** START **

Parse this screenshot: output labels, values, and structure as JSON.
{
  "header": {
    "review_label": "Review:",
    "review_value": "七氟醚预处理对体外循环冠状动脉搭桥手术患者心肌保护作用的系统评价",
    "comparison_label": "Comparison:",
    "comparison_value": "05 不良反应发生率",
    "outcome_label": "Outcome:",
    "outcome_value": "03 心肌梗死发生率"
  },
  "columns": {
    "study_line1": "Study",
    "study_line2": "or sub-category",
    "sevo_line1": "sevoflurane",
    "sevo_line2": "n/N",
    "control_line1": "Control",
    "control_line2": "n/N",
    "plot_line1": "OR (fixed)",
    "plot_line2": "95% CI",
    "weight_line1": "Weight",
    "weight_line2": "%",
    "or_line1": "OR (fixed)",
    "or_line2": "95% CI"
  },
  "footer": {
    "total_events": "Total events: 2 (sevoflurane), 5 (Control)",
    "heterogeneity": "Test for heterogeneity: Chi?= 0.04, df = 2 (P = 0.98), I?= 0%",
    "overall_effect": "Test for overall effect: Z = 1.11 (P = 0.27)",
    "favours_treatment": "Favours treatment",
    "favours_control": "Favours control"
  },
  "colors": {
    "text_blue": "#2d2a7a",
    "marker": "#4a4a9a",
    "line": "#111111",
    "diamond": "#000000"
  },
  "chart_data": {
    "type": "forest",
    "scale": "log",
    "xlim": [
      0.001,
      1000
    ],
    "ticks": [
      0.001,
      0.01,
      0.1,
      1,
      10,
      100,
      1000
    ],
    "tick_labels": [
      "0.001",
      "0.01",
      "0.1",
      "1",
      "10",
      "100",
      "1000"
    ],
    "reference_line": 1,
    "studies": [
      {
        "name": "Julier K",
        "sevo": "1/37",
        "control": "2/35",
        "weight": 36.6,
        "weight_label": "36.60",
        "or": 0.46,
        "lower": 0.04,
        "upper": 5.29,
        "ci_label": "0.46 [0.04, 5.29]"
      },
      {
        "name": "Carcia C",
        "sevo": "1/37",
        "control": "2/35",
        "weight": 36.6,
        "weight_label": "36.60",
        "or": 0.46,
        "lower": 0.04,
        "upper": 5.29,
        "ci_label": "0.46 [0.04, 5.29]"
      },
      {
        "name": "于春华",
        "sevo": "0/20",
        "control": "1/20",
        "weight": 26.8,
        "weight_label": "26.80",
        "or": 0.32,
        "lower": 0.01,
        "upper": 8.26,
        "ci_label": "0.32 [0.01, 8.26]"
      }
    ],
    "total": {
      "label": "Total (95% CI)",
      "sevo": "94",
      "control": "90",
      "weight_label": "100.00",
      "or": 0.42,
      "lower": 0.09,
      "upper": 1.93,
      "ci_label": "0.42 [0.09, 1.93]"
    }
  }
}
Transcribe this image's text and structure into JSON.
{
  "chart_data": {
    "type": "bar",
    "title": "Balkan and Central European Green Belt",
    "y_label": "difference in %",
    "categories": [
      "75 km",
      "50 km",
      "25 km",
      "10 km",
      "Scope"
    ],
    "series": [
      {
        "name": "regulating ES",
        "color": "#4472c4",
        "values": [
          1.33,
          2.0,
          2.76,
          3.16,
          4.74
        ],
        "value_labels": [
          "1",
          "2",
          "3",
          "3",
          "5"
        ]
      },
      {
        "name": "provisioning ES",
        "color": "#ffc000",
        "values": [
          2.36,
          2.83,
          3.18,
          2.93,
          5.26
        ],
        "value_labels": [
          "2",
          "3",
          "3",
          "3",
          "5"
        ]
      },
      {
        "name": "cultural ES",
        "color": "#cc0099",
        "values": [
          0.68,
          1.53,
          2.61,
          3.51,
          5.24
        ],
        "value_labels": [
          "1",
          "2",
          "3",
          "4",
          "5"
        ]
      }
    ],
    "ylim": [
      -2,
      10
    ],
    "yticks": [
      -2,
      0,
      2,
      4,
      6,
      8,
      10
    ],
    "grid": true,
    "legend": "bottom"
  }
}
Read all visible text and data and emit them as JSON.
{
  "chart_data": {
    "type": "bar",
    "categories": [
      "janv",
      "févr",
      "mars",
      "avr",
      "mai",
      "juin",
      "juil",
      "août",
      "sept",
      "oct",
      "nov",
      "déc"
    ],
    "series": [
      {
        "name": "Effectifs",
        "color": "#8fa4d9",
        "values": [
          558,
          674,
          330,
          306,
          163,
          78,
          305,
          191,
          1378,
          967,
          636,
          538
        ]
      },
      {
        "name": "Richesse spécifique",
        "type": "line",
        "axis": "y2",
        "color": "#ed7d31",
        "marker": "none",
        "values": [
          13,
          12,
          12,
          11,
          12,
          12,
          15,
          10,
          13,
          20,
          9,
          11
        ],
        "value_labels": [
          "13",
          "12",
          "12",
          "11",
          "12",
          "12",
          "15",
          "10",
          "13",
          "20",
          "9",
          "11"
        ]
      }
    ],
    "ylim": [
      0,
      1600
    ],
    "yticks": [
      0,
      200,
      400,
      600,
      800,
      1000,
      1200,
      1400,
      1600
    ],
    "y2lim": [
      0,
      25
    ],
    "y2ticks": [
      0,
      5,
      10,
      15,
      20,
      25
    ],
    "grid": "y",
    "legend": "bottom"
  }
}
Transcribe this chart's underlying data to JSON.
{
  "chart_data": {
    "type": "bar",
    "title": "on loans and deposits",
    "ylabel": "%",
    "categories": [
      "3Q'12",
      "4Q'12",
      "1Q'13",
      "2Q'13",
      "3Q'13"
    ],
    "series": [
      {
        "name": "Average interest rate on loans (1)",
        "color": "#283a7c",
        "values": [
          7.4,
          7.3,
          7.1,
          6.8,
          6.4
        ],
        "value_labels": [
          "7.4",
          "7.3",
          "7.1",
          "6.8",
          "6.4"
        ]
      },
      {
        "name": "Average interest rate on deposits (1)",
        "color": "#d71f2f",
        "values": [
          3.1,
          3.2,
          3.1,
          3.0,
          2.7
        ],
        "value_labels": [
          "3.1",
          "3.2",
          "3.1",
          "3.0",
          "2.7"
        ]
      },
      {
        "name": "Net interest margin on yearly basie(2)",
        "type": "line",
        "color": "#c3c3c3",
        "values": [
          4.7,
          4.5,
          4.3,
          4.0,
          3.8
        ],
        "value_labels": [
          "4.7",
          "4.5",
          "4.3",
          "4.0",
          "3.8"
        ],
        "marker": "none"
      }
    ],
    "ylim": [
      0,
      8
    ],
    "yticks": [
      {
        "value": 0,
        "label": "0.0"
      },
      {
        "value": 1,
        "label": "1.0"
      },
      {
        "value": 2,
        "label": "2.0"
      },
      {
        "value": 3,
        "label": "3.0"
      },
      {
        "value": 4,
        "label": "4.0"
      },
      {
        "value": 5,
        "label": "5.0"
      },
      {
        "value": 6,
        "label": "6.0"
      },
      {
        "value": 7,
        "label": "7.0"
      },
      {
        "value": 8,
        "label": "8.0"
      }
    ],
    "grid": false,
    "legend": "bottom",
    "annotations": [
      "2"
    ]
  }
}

** END **

### [Directions for this task]
Copy out the material above in its entirety. Every detail must match.

### [Complete output]
Parse this screenshot: output labels, values, and structure as JSON.
{
  "header": {
    "review_label": "Review:",
    "review_value": "七氟醚预处理对体外循环冠状动脉搭桥手术患者心肌保护作用的系统评价",
    "comparison_label": "Comparison:",
    "comparison_value": "05 不良反应发生率",
    "outcome_label": "Outcome:",
    "outcome_value": "03 心肌梗死发生率"
  },
  "columns": {
    "study_line1": "Study",
    "study_line2": "or sub-category",
    "sevo_line1": "sevoflurane",
    "sevo_line2": "n/N",
    "control_line1": "Control",
    "control_line2": "n/N",
    "plot_line1": "OR (fixed)",
    "plot_line2": "95% CI",
    "weight_line1": "Weight",
    "weight_line2": "%",
    "or_line1": "OR (fixed)",
    "or_line2": "95% CI"
  },
  "footer": {
    "total_events": "Total events: 2 (sevoflurane), 5 (Control)",
    "heterogeneity": "Test for heterogeneity: Chi?= 0.04, df = 2 (P = 0.98), I?= 0%",
    "overall_effect": "Test for overall effect: Z = 1.11 (P = 0.27)",
    "favours_treatment": "Favours treatment",
    "favours_control": "Favours control"
  },
  "colors": {
    "text_blue": "#2d2a7a",
    "marker": "#4a4a9a",
    "line": "#111111",
    "diamond": "#000000"
  },
  "chart_data": {
    "type": "forest",
    "scale": "log",
    "xlim": [
      0.001,
      1000
    ],
    "ticks": [
      0.001,
      0.01,
      0.1,
      1,
      10,
      100,
      1000
    ],
    "tick_labels": [
      "0.001",
      "0.01",
      "0.1",
      "1",
      "10",
      "100",
      "1000"
    ],
    "reference_line": 1,
    "studies": [
      {
        "name": "Julier K",
        "sevo": "1/37",
        "control": "2/35",
        "weight": 36.6,
        "weight_label": "36.60",
        "or": 0.46,
        "lower": 0.04,
        "upper": 5.29,
        "ci_label": "0.46 [0.04, 5.29]"
      },
      {
        "name": "Carcia C",
        "sevo": "1/37",
        "control": "2/35",
        "weight": 36.6,
        "weight_label": "36.60",
        "or": 0.46,
        "lower": 0.04,
        "upper": 5.29,
        "ci_label": "0.46 [0.04, 5.29]"
      },
      {
        "name": "于春华",
        "sevo": "0/20",
        "control": "1/20",
        "weight": 26.8,
        "weight_label": "26.80",
        "or": 0.32,
        "lower": 0.01,
        "upper": 8.26,
        "ci_label": "0.32 [0.01, 8.26]"
      }
    ],
    "total": {
      "label": "Total (95% CI)",
      "sevo": "94",
      "control": "90",
      "weight_label": "100.00",
      "or": 0.42,
      "lower": 0.09,
      "upper": 1.93,
      "ci_label": "0.42 [0.09, 1.93]"
    }
  }
}
Transcribe this image's text and structure into JSON.
{
  "chart_data": {
    "type": "bar",
    "title": "Balkan and Central European Green Belt",
    "y_label": "difference in %",
    "categories": [
      "75 km",
      "50 km",
      "25 km",
      "10 km",
      "Scope"
    ],
    "series": [
      {
        "name": "regulating ES",
        "color": "#4472c4",
        "values": [
          1.33,
          2.0,
          2.76,
          3.16,
          4.74
        ],
        "value_labels": [
          "1",
          "2",
          "3",
          "3",
          "5"
        ]
      },
      {
        "name": "provisioning ES",
        "color": "#ffc000",
        "values": [
          2.36,
          2.83,
          3.18,
          2.93,
          5.26
        ],
        "value_labels": [
          "2",
          "3",
          "3",
          "3",
          "5"
        ]
      },
      {
        "name": "cultural ES",
        "color": "#cc0099",
        "values": [
          0.68,
          1.53,
          2.61,
          3.51,
          5.24
        ],
        "value_labels": [
          "1",
          "2",
          "3",
          "4",
          "5"
        ]
      }
    ],
    "ylim": [
      -2,
      10
    ],
    "yticks": [
      -2,
      0,
      2,
      4,
      6,
      8,
      10
    ],
    "grid": true,
    "legend": "bottom"
  }
}
Read all visible text and data and emit them as JSON.
{
  "chart_data": {
    "type": "bar",
    "categories": [
      "janv",
      "févr",
      "mars",
      "avr",
      "mai",
      "juin",
      "juil",
      "août",
      "sept",
      "oct",
      "nov",
      "déc"
    ],
    "series": [
      {
        "name": "Effectifs",
        "color": "#8fa4d9",
        "values": [
          558,
          674,
          330,
          306,
          163,
          78,
          305,
          191,
          1378,
          967,
          636,
          538
        ]
      },
      {
        "name": "Richesse spécifique",
        "type": "line",
        "axis": "y2",
        "color": "#ed7d31",
        "marker": "none",
        "values": [
          13,
          12,
          12,
          11,
          12,
          12,
          15,
          10,
          13,
          20,
          9,
          11
        ],
        "value_labels": [
          "13",
          "12",
          "12",
          "11",
          "12",
          "12",
          "15",
          "10",
          "13",
          "20",
          "9",
          "11"
        ]
      }
    ],
    "ylim": [
      0,
      1600
    ],
    "yticks": [
      0,
      200,
      400,
      600,
      800,
      1000,
      1200,
      1400,
      1600
    ],
    "y2lim": [
      0,
      25
    ],
    "y2ticks": [
      0,
      5,
      10,
      15,
      20,
      25
    ],
    "grid": "y",
    "legend": "bottom"
  }
}
Transcribe this chart's underlying data to JSON.
{
  "chart_data": {
    "type": "bar",
    "title": "on loans and deposits",
    "ylabel": "%",
    "categories": [
      "3Q'12",
      "4Q'12",
      "1Q'13",
      "2Q'13",
      "3Q'13"
    ],
    "series": [
      {
        "name": "Average interest rate on loans (1)",
        "color": "#283a7c",
        "values": [
          7.4,
          7.3,
          7.1,
          6.8,
          6.4
        ],
        "value_labels": [
          "7.4",
          "7.3",
          "7.1",
          "6.8",
          "6.4"
        ]
      },
      {
        "name": "Average interest rate on deposits (1)",
        "color": "#d71f2f",
        "values": [
          3.1,
          3.2,
          3.1,
          3.0,
          2.7
        ],
        "value_labels": [
          "3.1",
          "3.2",
          "3.1",
          "3.0",
          "2.7"
        ]
      },
      {
        "name": "Net interest margin on yearly basie(2)",
        "type": "line",
        "color": "#c3c3c3",
        "values": [
          4.7,
          4.5,
          4.3,
          4.0,
          3.8
        ],
        "value_labels": [
          "4.7",
          "4.5",
          "4.3",
          "4.0",
          "3.8"
        ],
        "marker": "none"
      }
    ],
    "ylim": [
      0,
      8
    ],
    "yticks": [
      {
        "value": 0,
        "label": "0.0"
      },
      {
        "value": 1,
        "label": "1.0"
      },
      {
        "value": 2,
        "label": "2.0"
      },
      {
        "value": 3,
        "label": "3.0"
      },
      {
        "value": 4,
        "label": "4.0"
      },
      {
        "value": 5,
        "label": "5.0"
      },
      {
        "value": 6,
        "label": "6.0"
      },
      {
        "value": 7,
        "label": "7.0"
      },
      {
        "value": 8,
        "label": "8.0"
      }
    ],
    "grid": false,
    "legend": "bottom",
    "annotations": [
      "2"
    ]
  }
}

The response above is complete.